_JOB_.
Extract the lines that begin with the line containing "user-icon — [27, 92, 38, 106]" and end with the line containing "account-detail: (AMPdemo: TSAMP1057)", including both, and reproduce them exactly.

==== RECORDS FOR THIS TASK ====

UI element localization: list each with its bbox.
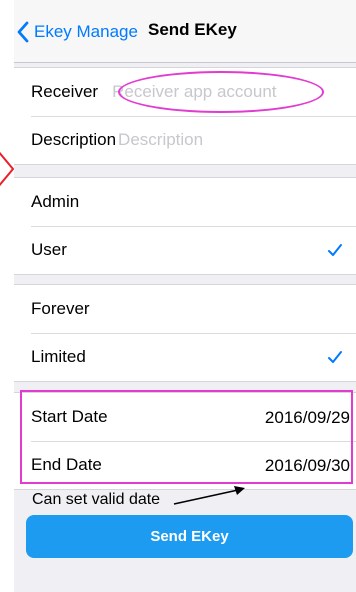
dates-group: Start Date 2016/09/29 End Date 2016/09/3… (14, 392, 356, 490)
role-option-admin[interactable]: Admin (14, 178, 356, 226)
receiver-group: Receiver Description (14, 67, 356, 165)
phone-screen: Ekey Manage Send EKey Receiver Descripti… (14, 0, 356, 592)
role-option-user[interactable]: User (14, 226, 356, 274)
receiver-input[interactable] (112, 82, 313, 102)
description-row: Description (14, 116, 356, 164)
back-button-label: Ekey Manage (34, 22, 138, 41)
receiver-row: Receiver (14, 68, 356, 116)
validity-group: Forever Limited (14, 284, 356, 382)
description-input[interactable] (118, 130, 319, 150)
checkmark-icon (328, 351, 342, 363)
end-date-label: End Date (31, 455, 102, 474)
chevron-left-icon (17, 21, 29, 43)
validity-option-limited[interactable]: Limited (14, 333, 356, 381)
end-date-value: 2016/09/30 (264, 456, 350, 475)
arrow-annotation-icon (173, 486, 245, 505)
validity-option-forever[interactable]: Forever (14, 285, 356, 333)
start-date-row[interactable]: Start Date 2016/09/29 (14, 393, 356, 441)
annotation-text: Can set valid date (32, 491, 161, 508)
send-ekey-button[interactable]: Send EKey (26, 515, 353, 558)
receiver-label: Receiver (31, 82, 99, 101)
navigation-bar: Ekey Manage Send EKey (14, 0, 356, 63)
validity-option-label: Forever (31, 299, 90, 318)
role-option-label: Admin (31, 192, 80, 211)
role-option-label: User (31, 240, 67, 259)
start-date-label: Start Date (31, 407, 108, 426)
end-date-row[interactable]: End Date 2016/09/30 (14, 441, 356, 489)
back-button[interactable]: Ekey Manage (16, 19, 138, 45)
start-date-value: 2016/09/29 (264, 408, 350, 427)
checkmark-icon (328, 244, 342, 256)
page-title: Send EKey (148, 20, 237, 39)
description-label: Description (31, 130, 117, 149)
validity-option-label: Limited (31, 347, 86, 366)
role-group: Admin User (14, 177, 356, 275)
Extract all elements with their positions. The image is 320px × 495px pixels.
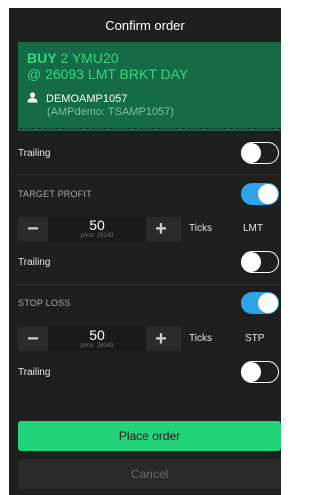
user-icon — [27, 92, 38, 106]
toggle-knob — [241, 361, 261, 382]
trailing-label: Trailing — [18, 147, 51, 159]
dialog-title: Confirm order — [105, 17, 185, 33]
target-profit-trailing-row: Trailing — [9, 251, 281, 273]
trailing-toggle[interactable] — [241, 142, 279, 164]
stop-loss-type[interactable]: STP — [245, 333, 264, 344]
order-line-2: @ 26093 LMT BRKT DAY — [27, 66, 189, 82]
account-name: DEMOAMP1057 — [46, 93, 128, 105]
stop-loss-label: STOP LOSS — [18, 298, 71, 308]
target-profit-trailing-toggle[interactable] — [241, 251, 279, 273]
stop-loss-trailing-row: Trailing — [9, 361, 281, 383]
toggle-knob — [258, 293, 278, 313]
target-profit-input[interactable]: 50 price: 26143 — [48, 217, 146, 241]
target-profit-stepper: − 50 price: 26143 + — [18, 217, 181, 241]
order-dialog: Confirm order BUY 2 YMU20 @ 26093 LMT BR… — [9, 8, 281, 495]
place-order-button[interactable]: Place order — [18, 421, 281, 451]
stop-loss-stepper: − 50 price: 26043 + — [18, 327, 181, 351]
toggle-knob — [258, 184, 278, 204]
stop-loss-toggle[interactable] — [241, 292, 279, 314]
cancel-button[interactable]: Cancel — [18, 459, 281, 489]
trailing-label: Trailing — [18, 256, 51, 268]
order-qty-symbol: 2 YMU20 — [60, 50, 119, 66]
decrement-button[interactable]: − — [18, 217, 48, 241]
divider — [9, 174, 281, 175]
decrement-button[interactable]: − — [18, 327, 48, 351]
account-detail: (AMPdemo: TSAMP1057) — [47, 106, 174, 118]
stop-loss-trailing-toggle[interactable] — [241, 361, 279, 383]
target-profit-value: 50 — [89, 217, 105, 233]
stop-loss-unit[interactable]: Ticks — [189, 333, 212, 344]
target-profit-label: TARGET PROFIT — [18, 189, 92, 199]
stop-loss-value: 50 — [89, 327, 105, 343]
trailing-label: Trailing — [18, 366, 51, 378]
trailing-row: Trailing — [9, 142, 281, 164]
target-profit-type[interactable]: LMT — [243, 223, 263, 234]
stop-loss-input[interactable]: 50 price: 26043 — [48, 327, 146, 351]
divider — [9, 284, 281, 285]
target-profit-unit[interactable]: Ticks — [189, 223, 212, 234]
toggle-knob — [241, 142, 261, 163]
target-profit-price: price: 26143 — [80, 233, 114, 239]
increment-button[interactable]: + — [146, 217, 176, 241]
target-profit-header: TARGET PROFIT — [9, 183, 281, 205]
stop-loss-price: price: 26043 — [80, 343, 114, 349]
account-row: DEMOAMP1057 — [27, 92, 127, 106]
increment-button[interactable]: + — [146, 327, 176, 351]
order-line-1: BUY 2 YMU20 — [27, 50, 119, 66]
stop-loss-header: STOP LOSS — [9, 292, 281, 314]
order-side: BUY — [27, 50, 57, 66]
toggle-knob — [241, 251, 261, 272]
target-profit-toggle[interactable] — [241, 183, 279, 205]
order-summary: BUY 2 YMU20 @ 26093 LMT BRKT DAY DEMOAMP… — [18, 42, 281, 131]
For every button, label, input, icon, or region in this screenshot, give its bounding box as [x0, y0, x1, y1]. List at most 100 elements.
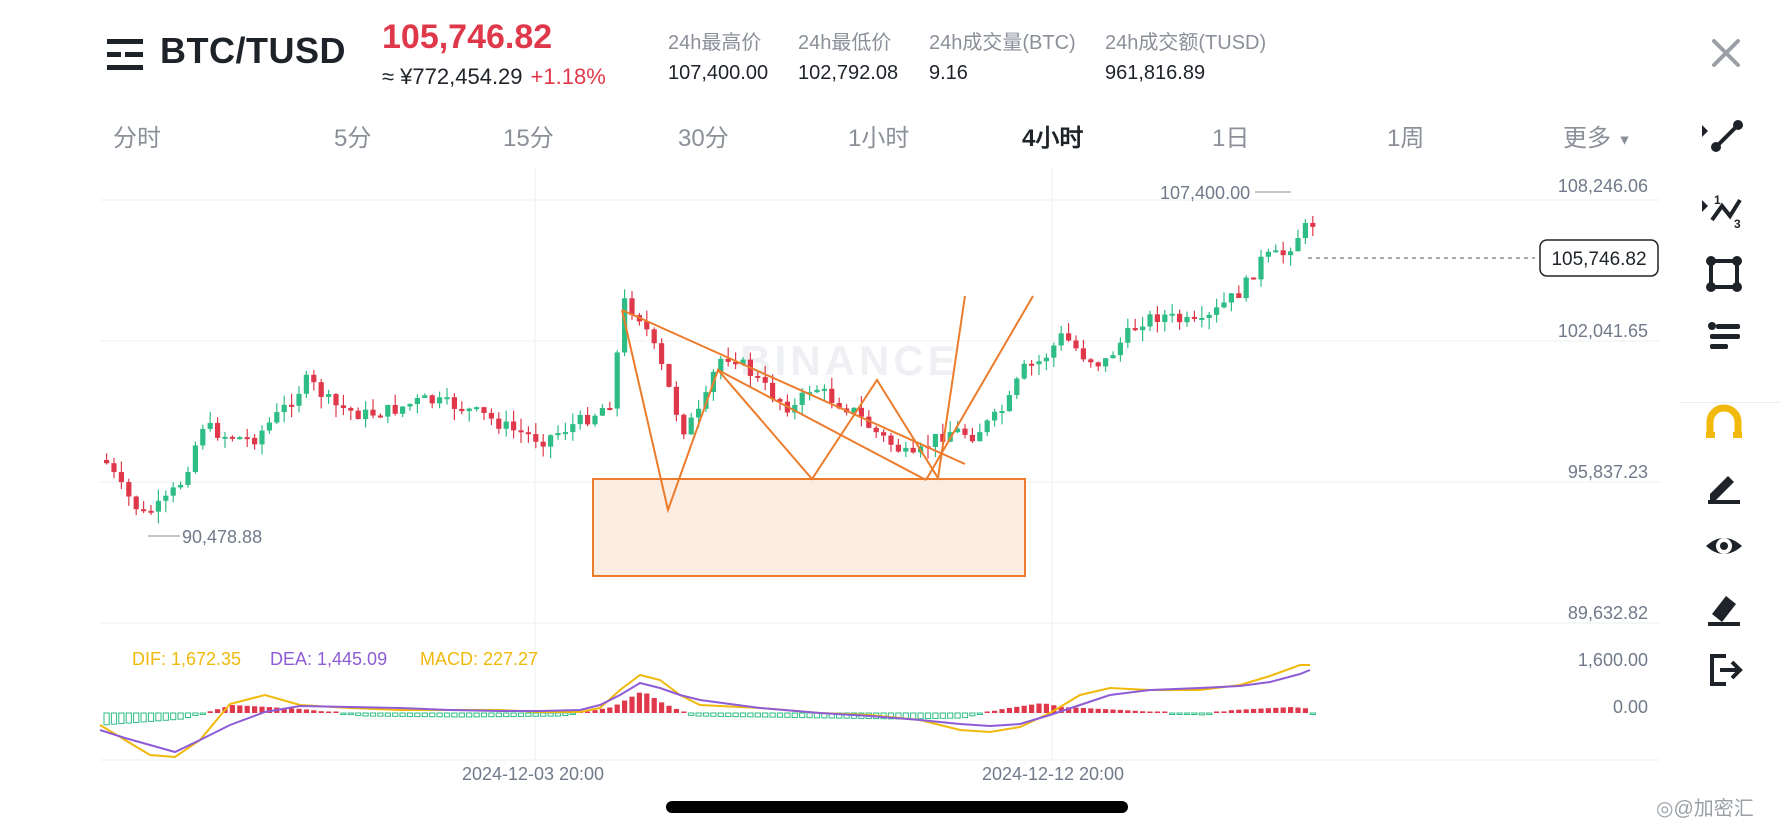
candle-body	[192, 445, 198, 472]
visibility-icon[interactable]	[1700, 522, 1748, 570]
close-icon[interactable]	[1708, 35, 1744, 71]
candle-body	[155, 500, 161, 512]
macd-bar	[732, 712, 739, 718]
price-change: +1.18%	[530, 64, 606, 89]
interval-tabs: 分时 5分 15分 30分 1小时 4小时 1日 1周 更多 ▼	[100, 118, 1660, 158]
candle-body	[1280, 250, 1286, 256]
candle-body	[111, 463, 117, 473]
candle-body	[170, 487, 176, 496]
tab-15m[interactable]: 15分	[503, 118, 554, 153]
macd-bar	[318, 711, 324, 713]
eraser-icon[interactable]	[1700, 584, 1748, 632]
menu-icon[interactable]	[105, 37, 145, 73]
y-axis-label: 102,041.65	[1558, 321, 1648, 341]
candle-body	[1288, 251, 1294, 256]
macd-bar	[1154, 711, 1160, 713]
candle-body	[1036, 361, 1042, 365]
candle-body	[1021, 363, 1027, 379]
macd-bar	[910, 712, 917, 720]
candle-body	[525, 432, 531, 435]
tab-4h[interactable]: 4小时	[1022, 118, 1083, 153]
macd-bar	[377, 712, 384, 717]
tab-more[interactable]: 更多 ▼	[1563, 118, 1632, 153]
tab-1d[interactable]: 1日	[1212, 118, 1249, 153]
tab-5m[interactable]: 5分	[334, 118, 371, 153]
macd-y-label: 1,600.00	[1578, 650, 1648, 670]
candle-body	[274, 412, 280, 423]
candle-body	[259, 430, 265, 445]
y-axis-label: 89,632.82	[1568, 603, 1648, 623]
macd-bar	[414, 712, 421, 718]
macd-bar	[636, 692, 642, 713]
candle-body	[673, 386, 679, 415]
candle-body	[599, 408, 605, 416]
kline-chart[interactable]: BINANCE 105,746.82 107,400.00 90,478.88 …	[0, 160, 1680, 800]
home-indicator[interactable]	[666, 801, 1128, 813]
candle-body	[540, 441, 546, 447]
tab-30m[interactable]: 30分	[678, 118, 729, 153]
consolidation-box[interactable]	[592, 478, 1026, 577]
shape-tool-icon[interactable]	[1700, 250, 1748, 298]
tab-1w[interactable]: 1周	[1387, 118, 1424, 153]
fib-tool-icon[interactable]: 13	[1700, 188, 1748, 236]
macd-dea-label: DEA: 1,445.09	[270, 649, 387, 669]
candle-body	[1199, 317, 1205, 320]
candle-body	[407, 404, 413, 407]
line-tool-icon[interactable]	[1700, 113, 1748, 161]
macd-bar	[1110, 709, 1116, 713]
macd-bar	[362, 712, 369, 717]
macd-bar	[622, 700, 628, 713]
macd-dif-label: DIF: 1,672.35	[132, 649, 241, 669]
candle-body	[318, 382, 324, 397]
pair-title[interactable]: BTC/TUSD	[160, 30, 346, 72]
candle-body	[1140, 326, 1146, 331]
candle-body	[518, 430, 524, 433]
macd-bar	[769, 712, 776, 718]
candle-body	[881, 432, 887, 436]
macd-bar	[473, 712, 480, 718]
candle-body	[385, 404, 391, 417]
chevron-down-icon: ▼	[1617, 131, 1632, 148]
macd-bar	[999, 709, 1005, 713]
macd-bar	[311, 710, 317, 713]
candle-body	[688, 417, 694, 435]
macd-bar	[207, 711, 213, 713]
macd-bar	[443, 712, 451, 718]
candle-body	[533, 434, 539, 442]
candle-body	[222, 436, 228, 439]
candle-body	[133, 496, 139, 510]
candle-body	[1273, 250, 1279, 253]
candle-body	[570, 424, 576, 433]
macd-bar	[961, 712, 969, 718]
candle-body	[903, 447, 909, 452]
macd-bar	[799, 712, 806, 719]
drawing-toolbar: 13	[1680, 110, 1792, 750]
macd-bar	[607, 707, 613, 713]
candle-body	[651, 329, 657, 344]
macd-bar	[1021, 705, 1027, 713]
macd-bar	[406, 712, 414, 717]
macd-bar	[976, 712, 983, 715]
macd-bar	[488, 712, 495, 718]
candle-body	[244, 437, 250, 440]
toolbar-divider	[1680, 402, 1780, 403]
tab-time[interactable]: 分时	[113, 118, 161, 153]
macd-bar	[1176, 712, 1183, 715]
exit-icon[interactable]	[1700, 646, 1748, 694]
magnet-icon[interactable]	[1700, 398, 1748, 446]
candle-body	[118, 472, 124, 483]
macd-bar	[355, 712, 362, 716]
candle-body	[962, 428, 968, 435]
grid	[100, 168, 1660, 761]
text-tool-icon[interactable]	[1700, 312, 1748, 360]
tab-1h[interactable]: 1小时	[848, 118, 909, 153]
candle-body	[614, 352, 620, 409]
brush-icon[interactable]	[1700, 460, 1748, 508]
candle-body	[1169, 313, 1175, 316]
candle-body	[215, 422, 221, 438]
macd-bar	[503, 712, 510, 718]
candle-body	[1058, 333, 1064, 346]
macd-bar	[1043, 703, 1049, 713]
macd-bar	[1080, 708, 1086, 713]
trend-drawings[interactable]	[621, 295, 1034, 514]
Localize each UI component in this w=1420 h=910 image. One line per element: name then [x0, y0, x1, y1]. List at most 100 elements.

====

_TASK ANSWER_.
user-icon — [27, 92, 38, 106]
toggle-knob — [241, 361, 261, 382]
trailing-label: Trailing — [18, 147, 51, 159]
dialog-title: Confirm order — [105, 17, 185, 33]
target-profit-trailing-row: Trailing — [9, 251, 281, 273]
trailing-toggle[interactable] — [241, 142, 279, 164]
stop-loss-type[interactable]: STP — [245, 333, 264, 344]
order-line-2: @ 26093 LMT BRKT DAY — [27, 66, 189, 82]
account-name: DEMOAMP1057 — [46, 93, 128, 105]
stop-loss-label: STOP LOSS — [18, 298, 71, 308]
target-profit-trailing-toggle[interactable] — [241, 251, 279, 273]
stop-loss-trailing-row: Trailing — [9, 361, 281, 383]
toggle-knob — [258, 293, 278, 313]
target-profit-input[interactable]: 50 price: 26143 — [48, 217, 146, 241]
target-profit-stepper: − 50 price: 26143 + — [18, 217, 181, 241]
order-dialog: Confirm order BUY 2 YMU20 @ 26093 LMT BR… — [9, 8, 281, 495]
place-order-button[interactable]: Place order — [18, 421, 281, 451]
stop-loss-stepper: − 50 price: 26043 + — [18, 327, 181, 351]
toggle-knob — [258, 184, 278, 204]
stop-loss-toggle[interactable] — [241, 292, 279, 314]
cancel-button[interactable]: Cancel — [18, 459, 281, 489]
trailing-label: Trailing — [18, 256, 51, 268]
order-qty-symbol: 2 YMU20 — [60, 50, 119, 66]
decrement-button[interactable]: − — [18, 217, 48, 241]
divider — [9, 174, 281, 175]
decrement-button[interactable]: − — [18, 327, 48, 351]
account-detail: (AMPdemo: TSAMP1057) — [47, 106, 174, 118]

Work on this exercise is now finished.